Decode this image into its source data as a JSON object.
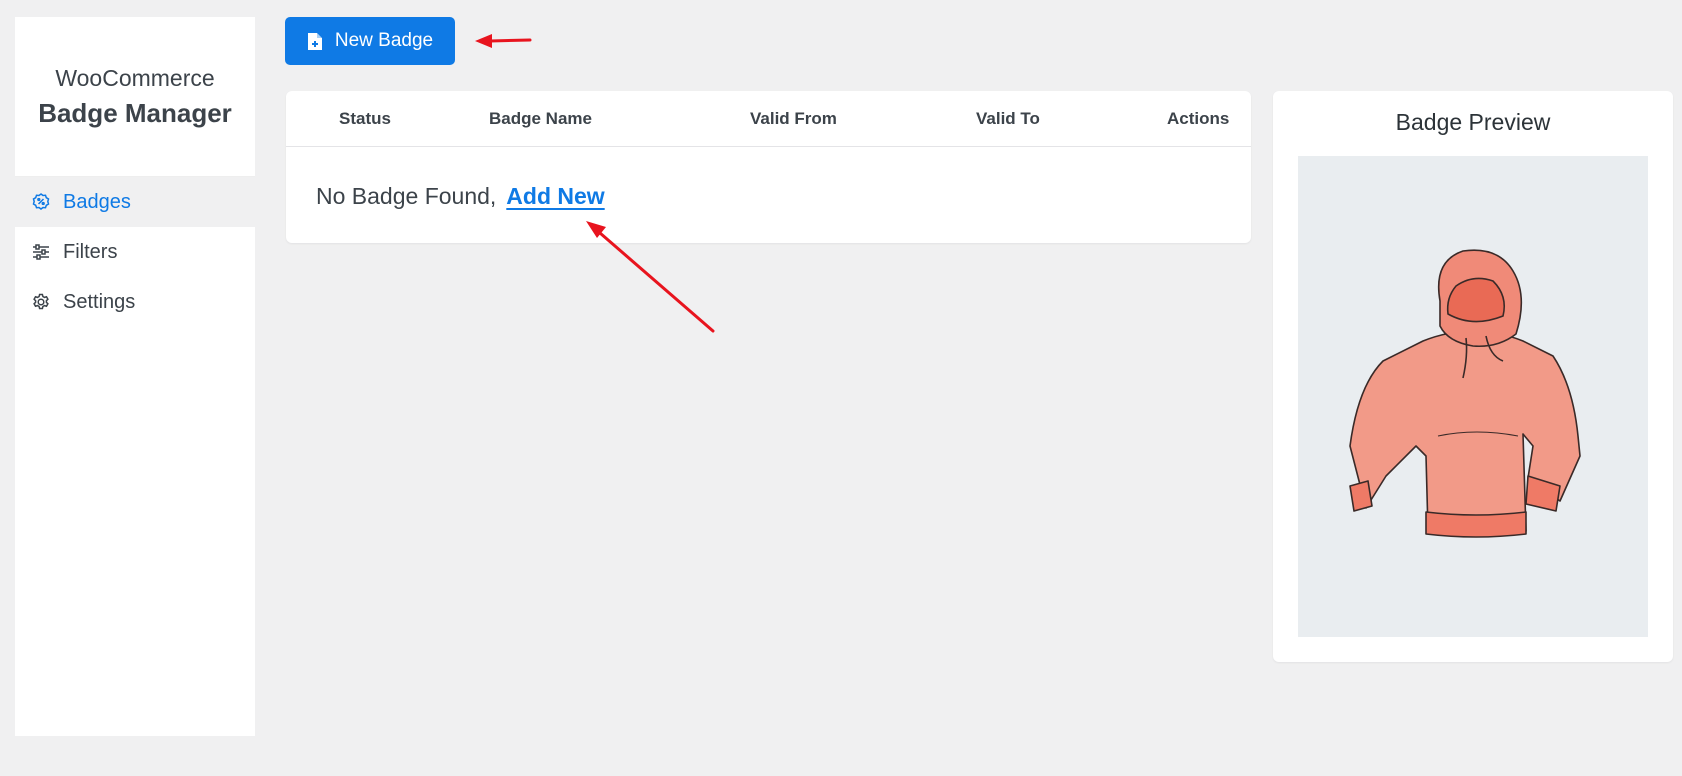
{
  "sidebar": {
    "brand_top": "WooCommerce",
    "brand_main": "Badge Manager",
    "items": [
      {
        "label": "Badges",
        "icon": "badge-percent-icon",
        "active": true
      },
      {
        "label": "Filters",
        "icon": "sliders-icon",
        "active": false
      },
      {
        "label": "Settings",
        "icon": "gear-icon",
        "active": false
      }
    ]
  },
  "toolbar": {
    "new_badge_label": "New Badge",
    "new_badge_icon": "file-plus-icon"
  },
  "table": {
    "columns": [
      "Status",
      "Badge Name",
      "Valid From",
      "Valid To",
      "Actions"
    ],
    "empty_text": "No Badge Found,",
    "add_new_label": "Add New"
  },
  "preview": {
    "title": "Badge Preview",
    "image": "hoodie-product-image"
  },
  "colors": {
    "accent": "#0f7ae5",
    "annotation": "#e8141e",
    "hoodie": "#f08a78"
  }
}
_ _ _ _
▶ [TO DO] Omit every image. Quote each record exactly.

▶ [ANSWER TO THE EXERCISE]
Decode this image into its source data as a JSON object.
{
  "sidebar": {
    "brand_top": "WooCommerce",
    "brand_main": "Badge Manager",
    "items": [
      {
        "label": "Badges",
        "icon": "badge-percent-icon",
        "active": true
      },
      {
        "label": "Filters",
        "icon": "sliders-icon",
        "active": false
      },
      {
        "label": "Settings",
        "icon": "gear-icon",
        "active": false
      }
    ]
  },
  "toolbar": {
    "new_badge_label": "New Badge",
    "new_badge_icon": "file-plus-icon"
  },
  "table": {
    "columns": [
      "Status",
      "Badge Name",
      "Valid From",
      "Valid To",
      "Actions"
    ],
    "empty_text": "No Badge Found,",
    "add_new_label": "Add New"
  },
  "preview": {
    "title": "Badge Preview",
    "image": "hoodie-product-image"
  },
  "colors": {
    "accent": "#0f7ae5",
    "annotation": "#e8141e",
    "hoodie": "#f08a78"
  }
}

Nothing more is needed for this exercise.